WRITTEN REQUEST: Please repeat all of the listing exactly.

TASK MATERIAL:
^^^^^^^^

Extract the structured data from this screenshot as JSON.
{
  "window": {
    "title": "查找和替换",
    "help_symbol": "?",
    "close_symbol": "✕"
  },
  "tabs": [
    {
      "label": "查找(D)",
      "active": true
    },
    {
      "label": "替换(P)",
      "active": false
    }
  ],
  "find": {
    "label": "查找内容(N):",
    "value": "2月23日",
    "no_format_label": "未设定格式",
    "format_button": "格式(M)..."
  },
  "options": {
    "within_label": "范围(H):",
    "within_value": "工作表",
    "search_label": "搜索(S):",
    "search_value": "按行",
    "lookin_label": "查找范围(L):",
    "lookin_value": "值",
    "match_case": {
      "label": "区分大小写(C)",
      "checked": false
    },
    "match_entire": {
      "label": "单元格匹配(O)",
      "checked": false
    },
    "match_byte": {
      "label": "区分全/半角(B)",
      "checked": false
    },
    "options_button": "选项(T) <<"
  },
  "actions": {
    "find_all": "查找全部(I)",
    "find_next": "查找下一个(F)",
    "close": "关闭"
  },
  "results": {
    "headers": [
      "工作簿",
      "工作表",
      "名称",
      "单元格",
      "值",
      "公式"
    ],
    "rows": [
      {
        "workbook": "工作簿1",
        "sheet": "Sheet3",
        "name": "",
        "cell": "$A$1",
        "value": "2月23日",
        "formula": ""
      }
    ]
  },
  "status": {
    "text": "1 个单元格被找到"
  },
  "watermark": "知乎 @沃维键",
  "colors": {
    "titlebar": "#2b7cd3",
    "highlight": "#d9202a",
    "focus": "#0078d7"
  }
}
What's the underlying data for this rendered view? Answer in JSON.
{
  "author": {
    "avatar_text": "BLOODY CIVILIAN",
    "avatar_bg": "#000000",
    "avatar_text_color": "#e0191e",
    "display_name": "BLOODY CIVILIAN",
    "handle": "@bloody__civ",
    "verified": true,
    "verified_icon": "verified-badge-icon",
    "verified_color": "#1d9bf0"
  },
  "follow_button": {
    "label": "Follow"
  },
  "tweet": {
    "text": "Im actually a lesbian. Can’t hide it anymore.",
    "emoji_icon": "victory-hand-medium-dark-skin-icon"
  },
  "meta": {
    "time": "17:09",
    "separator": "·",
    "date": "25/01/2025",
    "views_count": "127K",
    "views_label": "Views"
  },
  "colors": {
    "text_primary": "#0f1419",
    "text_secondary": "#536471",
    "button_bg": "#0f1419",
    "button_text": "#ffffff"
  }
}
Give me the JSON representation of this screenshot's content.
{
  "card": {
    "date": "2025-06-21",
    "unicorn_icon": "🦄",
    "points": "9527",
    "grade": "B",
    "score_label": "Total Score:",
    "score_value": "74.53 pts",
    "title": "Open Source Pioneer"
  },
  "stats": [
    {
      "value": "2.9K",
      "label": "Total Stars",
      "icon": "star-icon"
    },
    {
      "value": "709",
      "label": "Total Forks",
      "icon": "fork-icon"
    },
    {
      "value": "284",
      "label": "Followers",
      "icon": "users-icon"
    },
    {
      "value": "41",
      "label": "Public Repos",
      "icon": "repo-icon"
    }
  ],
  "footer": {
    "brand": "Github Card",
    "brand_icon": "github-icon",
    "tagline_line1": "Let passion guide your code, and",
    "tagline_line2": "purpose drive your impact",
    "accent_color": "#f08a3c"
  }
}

^^^^^^^^

ANSWER BELOW:
Extract the structured data from this screenshot as JSON.
{
  "window": {
    "title": "查找和替换",
    "help_symbol": "?",
    "close_symbol": "✕"
  },
  "tabs": [
    {
      "label": "查找(D)",
      "active": true
    },
    {
      "label": "替换(P)",
      "active": false
    }
  ],
  "find": {
    "label": "查找内容(N):",
    "value": "2月23日",
    "no_format_label": "未设定格式",
    "format_button": "格式(M)..."
  },
  "options": {
    "within_label": "范围(H):",
    "within_value": "工作表",
    "search_label": "搜索(S):",
    "search_value": "按行",
    "lookin_label": "查找范围(L):",
    "lookin_value": "值",
    "match_case": {
      "label": "区分大小写(C)",
      "checked": false
    },
    "match_entire": {
      "label": "单元格匹配(O)",
      "checked": false
    },
    "match_byte": {
      "label": "区分全/半角(B)",
      "checked": false
    },
    "options_button": "选项(T) <<"
  },
  "actions": {
    "find_all": "查找全部(I)",
    "find_next": "查找下一个(F)",
    "close": "关闭"
  },
  "results": {
    "headers": [
      "工作簿",
      "工作表",
      "名称",
      "单元格",
      "值",
      "公式"
    ],
    "rows": [
      {
        "workbook": "工作簿1",
        "sheet": "Sheet3",
        "name": "",
        "cell": "$A$1",
        "value": "2月23日",
        "formula": ""
      }
    ]
  },
  "status": {
    "text": "1 个单元格被找到"
  },
  "watermark": "知乎 @沃维键",
  "colors": {
    "titlebar": "#2b7cd3",
    "highlight": "#d9202a",
    "focus": "#0078d7"
  }
}
What's the underlying data for this rendered view? Answer in JSON.
{
  "author": {
    "avatar_text": "BLOODY CIVILIAN",
    "avatar_bg": "#000000",
    "avatar_text_color": "#e0191e",
    "display_name": "BLOODY CIVILIAN",
    "handle": "@bloody__civ",
    "verified": true,
    "verified_icon": "verified-badge-icon",
    "verified_color": "#1d9bf0"
  },
  "follow_button": {
    "label": "Follow"
  },
  "tweet": {
    "text": "Im actually a lesbian. Can’t hide it anymore.",
    "emoji_icon": "victory-hand-medium-dark-skin-icon"
  },
  "meta": {
    "time": "17:09",
    "separator": "·",
    "date": "25/01/2025",
    "views_count": "127K",
    "views_label": "Views"
  },
  "colors": {
    "text_primary": "#0f1419",
    "text_secondary": "#536471",
    "button_bg": "#0f1419",
    "button_text": "#ffffff"
  }
}
Give me the JSON representation of this screenshot's content.
{
  "card": {
    "date": "2025-06-21",
    "unicorn_icon": "🦄",
    "points": "9527",
    "grade": "B",
    "score_label": "Total Score:",
    "score_value": "74.53 pts",
    "title": "Open Source Pioneer"
  },
  "stats": [
    {
      "value": "2.9K",
      "label": "Total Stars",
      "icon": "star-icon"
    },
    {
      "value": "709",
      "label": "Total Forks",
      "icon": "fork-icon"
    },
    {
      "value": "284",
      "label": "Followers",
      "icon": "users-icon"
    },
    {
      "value": "41",
      "label": "Public Repos",
      "icon": "repo-icon"
    }
  ],
  "footer": {
    "brand": "Github Card",
    "brand_icon": "github-icon",
    "tagline_line1": "Let passion guide your code, and",
    "tagline_line2": "purpose drive your impact",
    "accent_color": "#f08a3c"
  }
}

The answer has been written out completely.